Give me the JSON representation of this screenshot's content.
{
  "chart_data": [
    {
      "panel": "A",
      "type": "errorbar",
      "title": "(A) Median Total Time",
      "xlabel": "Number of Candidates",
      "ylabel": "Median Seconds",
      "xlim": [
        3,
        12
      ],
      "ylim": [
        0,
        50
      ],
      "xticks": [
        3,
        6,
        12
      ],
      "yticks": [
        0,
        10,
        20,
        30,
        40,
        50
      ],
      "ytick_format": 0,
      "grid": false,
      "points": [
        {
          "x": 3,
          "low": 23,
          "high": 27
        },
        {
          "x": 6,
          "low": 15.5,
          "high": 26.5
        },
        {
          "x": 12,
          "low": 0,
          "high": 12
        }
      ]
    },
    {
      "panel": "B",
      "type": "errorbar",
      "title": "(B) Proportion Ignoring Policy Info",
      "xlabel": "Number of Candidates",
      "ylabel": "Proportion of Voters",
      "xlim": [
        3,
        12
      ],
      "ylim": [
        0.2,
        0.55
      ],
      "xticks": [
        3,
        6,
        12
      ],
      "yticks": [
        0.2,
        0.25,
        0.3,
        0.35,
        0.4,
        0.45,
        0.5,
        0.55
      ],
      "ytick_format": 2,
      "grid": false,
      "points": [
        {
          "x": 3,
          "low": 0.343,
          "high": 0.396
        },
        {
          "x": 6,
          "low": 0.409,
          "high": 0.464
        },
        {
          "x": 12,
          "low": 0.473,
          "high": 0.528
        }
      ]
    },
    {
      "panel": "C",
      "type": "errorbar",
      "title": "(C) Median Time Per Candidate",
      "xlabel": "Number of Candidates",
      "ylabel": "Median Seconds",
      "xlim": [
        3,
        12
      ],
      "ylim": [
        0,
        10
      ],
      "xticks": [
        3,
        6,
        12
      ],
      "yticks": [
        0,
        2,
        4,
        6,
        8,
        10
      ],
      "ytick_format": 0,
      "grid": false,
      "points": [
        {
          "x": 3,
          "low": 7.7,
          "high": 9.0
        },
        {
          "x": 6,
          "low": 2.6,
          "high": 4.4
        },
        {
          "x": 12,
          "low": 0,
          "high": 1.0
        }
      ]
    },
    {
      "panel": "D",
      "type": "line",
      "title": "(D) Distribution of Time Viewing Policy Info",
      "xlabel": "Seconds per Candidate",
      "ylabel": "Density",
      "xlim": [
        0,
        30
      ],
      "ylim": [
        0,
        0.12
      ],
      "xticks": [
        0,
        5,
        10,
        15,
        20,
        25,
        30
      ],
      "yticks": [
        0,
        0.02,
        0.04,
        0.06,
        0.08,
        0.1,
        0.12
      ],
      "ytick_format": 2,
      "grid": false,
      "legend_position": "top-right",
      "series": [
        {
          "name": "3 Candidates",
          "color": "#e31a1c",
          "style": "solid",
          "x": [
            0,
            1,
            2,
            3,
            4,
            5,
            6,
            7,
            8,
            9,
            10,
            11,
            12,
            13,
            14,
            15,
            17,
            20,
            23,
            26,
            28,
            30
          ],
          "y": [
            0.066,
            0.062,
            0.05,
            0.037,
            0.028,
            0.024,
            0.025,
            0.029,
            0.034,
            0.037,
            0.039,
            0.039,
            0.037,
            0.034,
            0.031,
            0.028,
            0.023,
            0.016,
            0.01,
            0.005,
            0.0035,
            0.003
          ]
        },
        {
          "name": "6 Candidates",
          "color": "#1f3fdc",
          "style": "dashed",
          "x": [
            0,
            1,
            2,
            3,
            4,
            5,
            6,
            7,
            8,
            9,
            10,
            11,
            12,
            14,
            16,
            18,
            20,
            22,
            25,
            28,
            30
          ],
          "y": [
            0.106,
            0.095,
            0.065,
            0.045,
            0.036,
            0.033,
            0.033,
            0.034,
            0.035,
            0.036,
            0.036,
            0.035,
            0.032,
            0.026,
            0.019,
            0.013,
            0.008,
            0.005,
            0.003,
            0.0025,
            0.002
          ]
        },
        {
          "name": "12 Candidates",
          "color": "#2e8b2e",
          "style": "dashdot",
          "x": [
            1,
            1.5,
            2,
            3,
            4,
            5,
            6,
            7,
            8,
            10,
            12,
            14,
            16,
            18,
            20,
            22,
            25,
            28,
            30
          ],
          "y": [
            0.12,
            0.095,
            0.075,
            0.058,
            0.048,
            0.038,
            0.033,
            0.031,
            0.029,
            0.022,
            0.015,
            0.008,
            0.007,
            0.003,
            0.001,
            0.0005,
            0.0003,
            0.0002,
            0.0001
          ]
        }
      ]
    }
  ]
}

____

Transcribe every record above exactly as it appears.

Output for this task:
Give me the JSON representation of this screenshot's content.
{
  "chart_data": [
    {
      "panel": "A",
      "type": "errorbar",
      "title": "(A) Median Total Time",
      "xlabel": "Number of Candidates",
      "ylabel": "Median Seconds",
      "xlim": [
        3,
        12
      ],
      "ylim": [
        0,
        50
      ],
      "xticks": [
        3,
        6,
        12
      ],
      "yticks": [
        0,
        10,
        20,
        30,
        40,
        50
      ],
      "ytick_format": 0,
      "grid": false,
      "points": [
        {
          "x": 3,
          "low": 23,
          "high": 27
        },
        {
          "x": 6,
          "low": 15.5,
          "high": 26.5
        },
        {
          "x": 12,
          "low": 0,
          "high": 12
        }
      ]
    },
    {
      "panel": "B",
      "type": "errorbar",
      "title": "(B) Proportion Ignoring Policy Info",
      "xlabel": "Number of Candidates",
      "ylabel": "Proportion of Voters",
      "xlim": [
        3,
        12
      ],
      "ylim": [
        0.2,
        0.55
      ],
      "xticks": [
        3,
        6,
        12
      ],
      "yticks": [
        0.2,
        0.25,
        0.3,
        0.35,
        0.4,
        0.45,
        0.5,
        0.55
      ],
      "ytick_format": 2,
      "grid": false,
      "points": [
        {
          "x": 3,
          "low": 0.343,
          "high": 0.396
        },
        {
          "x": 6,
          "low": 0.409,
          "high": 0.464
        },
        {
          "x": 12,
          "low": 0.473,
          "high": 0.528
        }
      ]
    },
    {
      "panel": "C",
      "type": "errorbar",
      "title": "(C) Median Time Per Candidate",
      "xlabel": "Number of Candidates",
      "ylabel": "Median Seconds",
      "xlim": [
        3,
        12
      ],
      "ylim": [
        0,
        10
      ],
      "xticks": [
        3,
        6,
        12
      ],
      "yticks": [
        0,
        2,
        4,
        6,
        8,
        10
      ],
      "ytick_format": 0,
      "grid": false,
      "points": [
        {
          "x": 3,
          "low": 7.7,
          "high": 9.0
        },
        {
          "x": 6,
          "low": 2.6,
          "high": 4.4
        },
        {
          "x": 12,
          "low": 0,
          "high": 1.0
        }
      ]
    },
    {
      "panel": "D",
      "type": "line",
      "title": "(D) Distribution of Time Viewing Policy Info",
      "xlabel": "Seconds per Candidate",
      "ylabel": "Density",
      "xlim": [
        0,
        30
      ],
      "ylim": [
        0,
        0.12
      ],
      "xticks": [
        0,
        5,
        10,
        15,
        20,
        25,
        30
      ],
      "yticks": [
        0,
        0.02,
        0.04,
        0.06,
        0.08,
        0.1,
        0.12
      ],
      "ytick_format": 2,
      "grid": false,
      "legend_position": "top-right",
      "series": [
        {
          "name": "3 Candidates",
          "color": "#e31a1c",
          "style": "solid",
          "x": [
            0,
            1,
            2,
            3,
            4,
            5,
            6,
            7,
            8,
            9,
            10,
            11,
            12,
            13,
            14,
            15,
            17,
            20,
            23,
            26,
            28,
            30
          ],
          "y": [
            0.066,
            0.062,
            0.05,
            0.037,
            0.028,
            0.024,
            0.025,
            0.029,
            0.034,
            0.037,
            0.039,
            0.039,
            0.037,
            0.034,
            0.031,
            0.028,
            0.023,
            0.016,
            0.01,
            0.005,
            0.0035,
            0.003
          ]
        },
        {
          "name": "6 Candidates",
          "color": "#1f3fdc",
          "style": "dashed",
          "x": [
            0,
            1,
            2,
            3,
            4,
            5,
            6,
            7,
            8,
            9,
            10,
            11,
            12,
            14,
            16,
            18,
            20,
            22,
            25,
            28,
            30
          ],
          "y": [
            0.106,
            0.095,
            0.065,
            0.045,
            0.036,
            0.033,
            0.033,
            0.034,
            0.035,
            0.036,
            0.036,
            0.035,
            0.032,
            0.026,
            0.019,
            0.013,
            0.008,
            0.005,
            0.003,
            0.0025,
            0.002
          ]
        },
        {
          "name": "12 Candidates",
          "color": "#2e8b2e",
          "style": "dashdot",
          "x": [
            1,
            1.5,
            2,
            3,
            4,
            5,
            6,
            7,
            8,
            10,
            12,
            14,
            16,
            18,
            20,
            22,
            25,
            28,
            30
          ],
          "y": [
            0.12,
            0.095,
            0.075,
            0.058,
            0.048,
            0.038,
            0.033,
            0.031,
            0.029,
            0.022,
            0.015,
            0.008,
            0.007,
            0.003,
            0.001,
            0.0005,
            0.0003,
            0.0002,
            0.0001
          ]
        }
      ]
    }
  ]
}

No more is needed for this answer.